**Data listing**
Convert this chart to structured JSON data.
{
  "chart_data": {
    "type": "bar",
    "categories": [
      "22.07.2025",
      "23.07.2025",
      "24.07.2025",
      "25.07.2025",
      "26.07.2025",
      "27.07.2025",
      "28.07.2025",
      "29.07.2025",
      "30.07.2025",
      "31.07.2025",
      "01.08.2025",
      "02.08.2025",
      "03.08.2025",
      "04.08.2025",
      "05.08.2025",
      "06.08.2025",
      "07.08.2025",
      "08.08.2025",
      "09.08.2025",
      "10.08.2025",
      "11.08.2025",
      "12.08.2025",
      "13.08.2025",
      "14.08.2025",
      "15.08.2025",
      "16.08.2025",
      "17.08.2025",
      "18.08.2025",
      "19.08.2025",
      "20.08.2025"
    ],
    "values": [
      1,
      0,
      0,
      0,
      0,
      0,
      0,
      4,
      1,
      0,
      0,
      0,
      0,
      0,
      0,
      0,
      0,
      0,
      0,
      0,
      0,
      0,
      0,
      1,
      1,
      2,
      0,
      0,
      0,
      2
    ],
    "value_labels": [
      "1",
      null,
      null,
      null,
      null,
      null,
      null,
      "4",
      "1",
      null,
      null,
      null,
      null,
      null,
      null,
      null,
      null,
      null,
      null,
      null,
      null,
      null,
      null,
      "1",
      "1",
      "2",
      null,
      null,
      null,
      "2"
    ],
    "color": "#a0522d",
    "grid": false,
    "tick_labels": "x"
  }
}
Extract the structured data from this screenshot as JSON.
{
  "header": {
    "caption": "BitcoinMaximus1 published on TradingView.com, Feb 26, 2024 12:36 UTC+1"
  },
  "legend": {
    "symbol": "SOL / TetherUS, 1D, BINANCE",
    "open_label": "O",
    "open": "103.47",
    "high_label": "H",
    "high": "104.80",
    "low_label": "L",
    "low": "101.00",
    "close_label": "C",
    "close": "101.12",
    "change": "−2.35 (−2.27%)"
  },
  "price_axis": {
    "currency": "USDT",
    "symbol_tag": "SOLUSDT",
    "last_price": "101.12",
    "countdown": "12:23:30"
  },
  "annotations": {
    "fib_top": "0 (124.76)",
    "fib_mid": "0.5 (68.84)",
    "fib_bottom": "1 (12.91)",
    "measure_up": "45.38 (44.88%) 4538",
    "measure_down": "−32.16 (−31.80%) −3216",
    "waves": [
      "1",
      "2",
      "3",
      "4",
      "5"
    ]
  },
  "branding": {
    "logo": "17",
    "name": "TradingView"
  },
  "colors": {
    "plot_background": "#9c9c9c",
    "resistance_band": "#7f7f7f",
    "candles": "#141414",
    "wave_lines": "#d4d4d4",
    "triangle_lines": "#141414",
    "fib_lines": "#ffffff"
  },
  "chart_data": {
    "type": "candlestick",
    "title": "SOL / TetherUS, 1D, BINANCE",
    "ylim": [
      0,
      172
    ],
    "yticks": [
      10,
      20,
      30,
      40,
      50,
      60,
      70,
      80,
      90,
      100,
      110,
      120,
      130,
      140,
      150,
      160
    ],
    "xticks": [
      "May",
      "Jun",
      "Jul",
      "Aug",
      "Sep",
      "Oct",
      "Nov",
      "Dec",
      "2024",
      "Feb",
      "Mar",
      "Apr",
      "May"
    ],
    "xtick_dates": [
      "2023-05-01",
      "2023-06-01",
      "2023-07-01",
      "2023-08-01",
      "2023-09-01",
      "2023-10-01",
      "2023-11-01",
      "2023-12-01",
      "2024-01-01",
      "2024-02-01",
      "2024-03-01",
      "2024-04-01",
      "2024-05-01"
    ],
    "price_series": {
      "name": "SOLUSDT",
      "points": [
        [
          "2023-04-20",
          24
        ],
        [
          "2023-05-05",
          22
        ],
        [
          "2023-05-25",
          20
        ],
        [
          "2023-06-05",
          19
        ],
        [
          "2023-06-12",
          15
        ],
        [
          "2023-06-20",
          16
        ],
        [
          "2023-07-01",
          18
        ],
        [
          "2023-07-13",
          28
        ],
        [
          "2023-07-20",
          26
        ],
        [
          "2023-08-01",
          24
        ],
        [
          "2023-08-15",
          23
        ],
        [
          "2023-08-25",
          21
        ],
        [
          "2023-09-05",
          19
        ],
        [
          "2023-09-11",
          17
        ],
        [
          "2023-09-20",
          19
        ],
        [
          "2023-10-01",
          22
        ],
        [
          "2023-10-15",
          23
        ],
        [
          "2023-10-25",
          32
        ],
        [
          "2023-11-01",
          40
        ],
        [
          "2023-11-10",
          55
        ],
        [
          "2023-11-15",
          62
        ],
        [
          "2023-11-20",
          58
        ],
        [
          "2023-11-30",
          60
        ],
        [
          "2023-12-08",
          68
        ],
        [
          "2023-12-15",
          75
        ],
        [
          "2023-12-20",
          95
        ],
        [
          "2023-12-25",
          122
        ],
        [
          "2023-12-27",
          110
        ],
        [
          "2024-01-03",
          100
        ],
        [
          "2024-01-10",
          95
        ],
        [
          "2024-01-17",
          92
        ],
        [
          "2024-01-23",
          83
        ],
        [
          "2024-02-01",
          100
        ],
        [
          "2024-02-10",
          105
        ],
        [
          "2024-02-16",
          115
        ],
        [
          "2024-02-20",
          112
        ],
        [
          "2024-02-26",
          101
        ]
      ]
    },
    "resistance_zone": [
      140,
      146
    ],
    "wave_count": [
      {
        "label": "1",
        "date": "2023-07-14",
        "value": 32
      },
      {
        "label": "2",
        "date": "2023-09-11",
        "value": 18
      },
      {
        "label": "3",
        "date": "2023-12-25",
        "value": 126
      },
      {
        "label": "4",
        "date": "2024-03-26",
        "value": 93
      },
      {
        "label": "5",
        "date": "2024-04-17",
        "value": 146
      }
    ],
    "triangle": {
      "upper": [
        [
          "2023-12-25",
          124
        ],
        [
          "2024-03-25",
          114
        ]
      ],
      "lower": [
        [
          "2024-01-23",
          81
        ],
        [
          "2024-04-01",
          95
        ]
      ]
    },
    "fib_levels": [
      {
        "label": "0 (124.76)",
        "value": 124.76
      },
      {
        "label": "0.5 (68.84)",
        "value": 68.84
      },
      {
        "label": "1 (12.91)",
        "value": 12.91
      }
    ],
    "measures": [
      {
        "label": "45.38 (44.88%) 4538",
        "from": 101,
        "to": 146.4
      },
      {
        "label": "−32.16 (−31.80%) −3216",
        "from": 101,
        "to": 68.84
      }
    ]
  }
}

**To be done**
From the records above, extract each line exactly as shown.

**Response**
Convert this chart to structured JSON data.
{
  "chart_data": {
    "type": "bar",
    "categories": [
      "22.07.2025",
      "23.07.2025",
      "24.07.2025",
      "25.07.2025",
      "26.07.2025",
      "27.07.2025",
      "28.07.2025",
      "29.07.2025",
      "30.07.2025",
      "31.07.2025",
      "01.08.2025",
      "02.08.2025",
      "03.08.2025",
      "04.08.2025",
      "05.08.2025",
      "06.08.2025",
      "07.08.2025",
      "08.08.2025",
      "09.08.2025",
      "10.08.2025",
      "11.08.2025",
      "12.08.2025",
      "13.08.2025",
      "14.08.2025",
      "15.08.2025",
      "16.08.2025",
      "17.08.2025",
      "18.08.2025",
      "19.08.2025",
      "20.08.2025"
    ],
    "values": [
      1,
      0,
      0,
      0,
      0,
      0,
      0,
      4,
      1,
      0,
      0,
      0,
      0,
      0,
      0,
      0,
      0,
      0,
      0,
      0,
      0,
      0,
      0,
      1,
      1,
      2,
      0,
      0,
      0,
      2
    ],
    "value_labels": [
      "1",
      null,
      null,
      null,
      null,
      null,
      null,
      "4",
      "1",
      null,
      null,
      null,
      null,
      null,
      null,
      null,
      null,
      null,
      null,
      null,
      null,
      null,
      null,
      "1",
      "1",
      "2",
      null,
      null,
      null,
      "2"
    ],
    "color": "#a0522d",
    "grid": false,
    "tick_labels": "x"
  }
}
Extract the structured data from this screenshot as JSON.
{
  "header": {
    "caption": "BitcoinMaximus1 published on TradingView.com, Feb 26, 2024 12:36 UTC+1"
  },
  "legend": {
    "symbol": "SOL / TetherUS, 1D, BINANCE",
    "open_label": "O",
    "open": "103.47",
    "high_label": "H",
    "high": "104.80",
    "low_label": "L",
    "low": "101.00",
    "close_label": "C",
    "close": "101.12",
    "change": "−2.35 (−2.27%)"
  },
  "price_axis": {
    "currency": "USDT",
    "symbol_tag": "SOLUSDT",
    "last_price": "101.12",
    "countdown": "12:23:30"
  },
  "annotations": {
    "fib_top": "0 (124.76)",
    "fib_mid": "0.5 (68.84)",
    "fib_bottom": "1 (12.91)",
    "measure_up": "45.38 (44.88%) 4538",
    "measure_down": "−32.16 (−31.80%) −3216",
    "waves": [
      "1",
      "2",
      "3",
      "4",
      "5"
    ]
  },
  "branding": {
    "logo": "17",
    "name": "TradingView"
  },
  "colors": {
    "plot_background": "#9c9c9c",
    "resistance_band": "#7f7f7f",
    "candles": "#141414",
    "wave_lines": "#d4d4d4",
    "triangle_lines": "#141414",
    "fib_lines": "#ffffff"
  },
  "chart_data": {
    "type": "candlestick",
    "title": "SOL / TetherUS, 1D, BINANCE",
    "ylim": [
      0,
      172
    ],
    "yticks": [
      10,
      20,
      30,
      40,
      50,
      60,
      70,
      80,
      90,
      100,
      110,
      120,
      130,
      140,
      150,
      160
    ],
    "xticks": [
      "May",
      "Jun",
      "Jul",
      "Aug",
      "Sep",
      "Oct",
      "Nov",
      "Dec",
      "2024",
      "Feb",
      "Mar",
      "Apr",
      "May"
    ],
    "xtick_dates": [
      "2023-05-01",
      "2023-06-01",
      "2023-07-01",
      "2023-08-01",
      "2023-09-01",
      "2023-10-01",
      "2023-11-01",
      "2023-12-01",
      "2024-01-01",
      "2024-02-01",
      "2024-03-01",
      "2024-04-01",
      "2024-05-01"
    ],
    "price_series": {
      "name": "SOLUSDT",
      "points": [
        [
          "2023-04-20",
          24
        ],
        [
          "2023-05-05",
          22
        ],
        [
          "2023-05-25",
          20
        ],
        [
          "2023-06-05",
          19
        ],
        [
          "2023-06-12",
          15
        ],
        [
          "2023-06-20",
          16
        ],
        [
          "2023-07-01",
          18
        ],
        [
          "2023-07-13",
          28
        ],
        [
          "2023-07-20",
          26
        ],
        [
          "2023-08-01",
          24
        ],
        [
          "2023-08-15",
          23
        ],
        [
          "2023-08-25",
          21
        ],
        [
          "2023-09-05",
          19
        ],
        [
          "2023-09-11",
          17
        ],
        [
          "2023-09-20",
          19
        ],
        [
          "2023-10-01",
          22
        ],
        [
          "2023-10-15",
          23
        ],
        [
          "2023-10-25",
          32
        ],
        [
          "2023-11-01",
          40
        ],
        [
          "2023-11-10",
          55
        ],
        [
          "2023-11-15",
          62
        ],
        [
          "2023-11-20",
          58
        ],
        [
          "2023-11-30",
          60
        ],
        [
          "2023-12-08",
          68
        ],
        [
          "2023-12-15",
          75
        ],
        [
          "2023-12-20",
          95
        ],
        [
          "2023-12-25",
          122
        ],
        [
          "2023-12-27",
          110
        ],
        [
          "2024-01-03",
          100
        ],
        [
          "2024-01-10",
          95
        ],
        [
          "2024-01-17",
          92
        ],
        [
          "2024-01-23",
          83
        ],
        [
          "2024-02-01",
          100
        ],
        [
          "2024-02-10",
          105
        ],
        [
          "2024-02-16",
          115
        ],
        [
          "2024-02-20",
          112
        ],
        [
          "2024-02-26",
          101
        ]
      ]
    },
    "resistance_zone": [
      140,
      146
    ],
    "wave_count": [
      {
        "label": "1",
        "date": "2023-07-14",
        "value": 32
      },
      {
        "label": "2",
        "date": "2023-09-11",
        "value": 18
      },
      {
        "label": "3",
        "date": "2023-12-25",
        "value": 126
      },
      {
        "label": "4",
        "date": "2024-03-26",
        "value": 93
      },
      {
        "label": "5",
        "date": "2024-04-17",
        "value": 146
      }
    ],
    "triangle": {
      "upper": [
        [
          "2023-12-25",
          124
        ],
        [
          "2024-03-25",
          114
        ]
      ],
      "lower": [
        [
          "2024-01-23",
          81
        ],
        [
          "2024-04-01",
          95
        ]
      ]
    },
    "fib_levels": [
      {
        "label": "0 (124.76)",
        "value": 124.76
      },
      {
        "label": "0.5 (68.84)",
        "value": 68.84
      },
      {
        "label": "1 (12.91)",
        "value": 12.91
      }
    ],
    "measures": [
      {
        "label": "45.38 (44.88%) 4538",
        "from": 101,
        "to": 146.4
      },
      {
        "label": "−32.16 (−31.80%) −3216",
        "from": 101,
        "to": 68.84
      }
    ]
  }
}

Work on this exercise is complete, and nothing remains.